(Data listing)
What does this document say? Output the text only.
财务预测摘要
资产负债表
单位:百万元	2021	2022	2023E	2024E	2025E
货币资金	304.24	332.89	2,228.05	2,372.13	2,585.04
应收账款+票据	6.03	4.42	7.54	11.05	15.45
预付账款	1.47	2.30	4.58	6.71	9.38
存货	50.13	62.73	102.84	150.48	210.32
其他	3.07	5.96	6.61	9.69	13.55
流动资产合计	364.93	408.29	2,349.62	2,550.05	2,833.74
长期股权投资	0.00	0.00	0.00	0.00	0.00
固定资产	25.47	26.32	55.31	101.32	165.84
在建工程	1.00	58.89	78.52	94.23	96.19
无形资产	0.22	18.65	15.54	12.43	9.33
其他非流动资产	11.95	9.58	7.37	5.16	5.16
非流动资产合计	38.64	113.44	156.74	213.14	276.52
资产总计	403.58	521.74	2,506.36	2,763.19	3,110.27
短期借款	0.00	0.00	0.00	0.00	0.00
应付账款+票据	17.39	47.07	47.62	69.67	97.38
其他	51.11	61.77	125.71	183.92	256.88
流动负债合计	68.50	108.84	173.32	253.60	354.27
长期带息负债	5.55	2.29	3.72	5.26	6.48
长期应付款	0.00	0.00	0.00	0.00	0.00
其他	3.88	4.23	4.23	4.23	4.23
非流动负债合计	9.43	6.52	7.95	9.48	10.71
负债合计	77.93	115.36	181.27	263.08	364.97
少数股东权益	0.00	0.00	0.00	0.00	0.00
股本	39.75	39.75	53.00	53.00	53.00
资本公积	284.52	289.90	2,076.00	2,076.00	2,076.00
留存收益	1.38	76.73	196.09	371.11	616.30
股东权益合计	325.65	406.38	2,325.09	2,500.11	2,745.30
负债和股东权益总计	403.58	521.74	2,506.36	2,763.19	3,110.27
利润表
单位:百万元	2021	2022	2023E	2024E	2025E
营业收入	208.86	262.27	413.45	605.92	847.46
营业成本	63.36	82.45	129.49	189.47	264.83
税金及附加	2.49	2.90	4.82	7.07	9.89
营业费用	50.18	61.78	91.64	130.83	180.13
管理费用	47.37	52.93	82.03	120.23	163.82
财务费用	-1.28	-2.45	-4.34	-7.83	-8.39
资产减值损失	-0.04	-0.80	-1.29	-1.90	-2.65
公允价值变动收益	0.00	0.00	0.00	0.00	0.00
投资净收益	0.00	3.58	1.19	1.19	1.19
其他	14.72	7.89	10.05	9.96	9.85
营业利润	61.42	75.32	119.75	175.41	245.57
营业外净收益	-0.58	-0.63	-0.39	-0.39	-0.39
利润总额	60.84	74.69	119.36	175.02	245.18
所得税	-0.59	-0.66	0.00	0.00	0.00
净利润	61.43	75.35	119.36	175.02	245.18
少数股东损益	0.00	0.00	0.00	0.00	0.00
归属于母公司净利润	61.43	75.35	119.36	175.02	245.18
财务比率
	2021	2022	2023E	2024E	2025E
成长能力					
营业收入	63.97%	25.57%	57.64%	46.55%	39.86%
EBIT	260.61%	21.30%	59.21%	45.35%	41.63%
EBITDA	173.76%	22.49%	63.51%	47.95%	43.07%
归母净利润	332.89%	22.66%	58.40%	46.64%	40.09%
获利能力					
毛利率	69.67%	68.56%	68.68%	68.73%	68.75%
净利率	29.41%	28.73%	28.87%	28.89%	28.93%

» **REQUEST**
Exactly reproduce all of the entries above.

» **IN RESPONSE**
What does this document say? Output the text only.
财务预测摘要
资产负债表
单位:百万元	2021	2022	2023E	2024E	2025E
货币资金	304.24	332.89	2,228.05	2,372.13	2,585.04
应收账款+票据	6.03	4.42	7.54	11.05	15.45
预付账款	1.47	2.30	4.58	6.71	9.38
存货	50.13	62.73	102.84	150.48	210.32
其他	3.07	5.96	6.61	9.69	13.55
流动资产合计	364.93	408.29	2,349.62	2,550.05	2,833.74
长期股权投资	0.00	0.00	0.00	0.00	0.00
固定资产	25.47	26.32	55.31	101.32	165.84
在建工程	1.00	58.89	78.52	94.23	96.19
无形资产	0.22	18.65	15.54	12.43	9.33
其他非流动资产	11.95	9.58	7.37	5.16	5.16
非流动资产合计	38.64	113.44	156.74	213.14	276.52
资产总计	403.58	521.74	2,506.36	2,763.19	3,110.27
短期借款	0.00	0.00	0.00	0.00	0.00
应付账款+票据	17.39	47.07	47.62	69.67	97.38
其他	51.11	61.77	125.71	183.92	256.88
流动负债合计	68.50	108.84	173.32	253.60	354.27
长期带息负债	5.55	2.29	3.72	5.26	6.48
长期应付款	0.00	0.00	0.00	0.00	0.00
其他	3.88	4.23	4.23	4.23	4.23
非流动负债合计	9.43	6.52	7.95	9.48	10.71
负债合计	77.93	115.36	181.27	263.08	364.97
少数股东权益	0.00	0.00	0.00	0.00	0.00
股本	39.75	39.75	53.00	53.00	53.00
资本公积	284.52	289.90	2,076.00	2,076.00	2,076.00
留存收益	1.38	76.73	196.09	371.11	616.30
股东权益合计	325.65	406.38	2,325.09	2,500.11	2,745.30
负债和股东权益总计	403.58	521.74	2,506.36	2,763.19	3,110.27
利润表
单位:百万元	2021	2022	2023E	2024E	2025E
营业收入	208.86	262.27	413.45	605.92	847.46
营业成本	63.36	82.45	129.49	189.47	264.83
税金及附加	2.49	2.90	4.82	7.07	9.89
营业费用	50.18	61.78	91.64	130.83	180.13
管理费用	47.37	52.93	82.03	120.23	163.82
财务费用	-1.28	-2.45	-4.34	-7.83	-8.39
资产减值损失	-0.04	-0.80	-1.29	-1.90	-2.65
公允价值变动收益	0.00	0.00	0.00	0.00	0.00
投资净收益	0.00	3.58	1.19	1.19	1.19
其他	14.72	7.89	10.05	9.96	9.85
营业利润	61.42	75.32	119.75	175.41	245.57
营业外净收益	-0.58	-0.63	-0.39	-0.39	-0.39
利润总额	60.84	74.69	119.36	175.02	245.18
所得税	-0.59	-0.66	0.00	0.00	0.00
净利润	61.43	75.35	119.36	175.02	245.18
少数股东损益	0.00	0.00	0.00	0.00	0.00
归属于母公司净利润	61.43	75.35	119.36	175.02	245.18
财务比率
	2021	2022	2023E	2024E	2025E
成长能力					
营业收入	63.97%	25.57%	57.64%	46.55%	39.86%
EBIT	260.61%	21.30%	59.21%	45.35%	41.63%
EBITDA	173.76%	22.49%	63.51%	47.95%	43.07%
归母净利润	332.89%	22.66%	58.40%	46.64%	40.09%
获利能力					
毛利率	69.67%	68.56%	68.68%	68.73%	68.75%
净利率	29.41%	28.73%	28.87%	28.89%	28.93%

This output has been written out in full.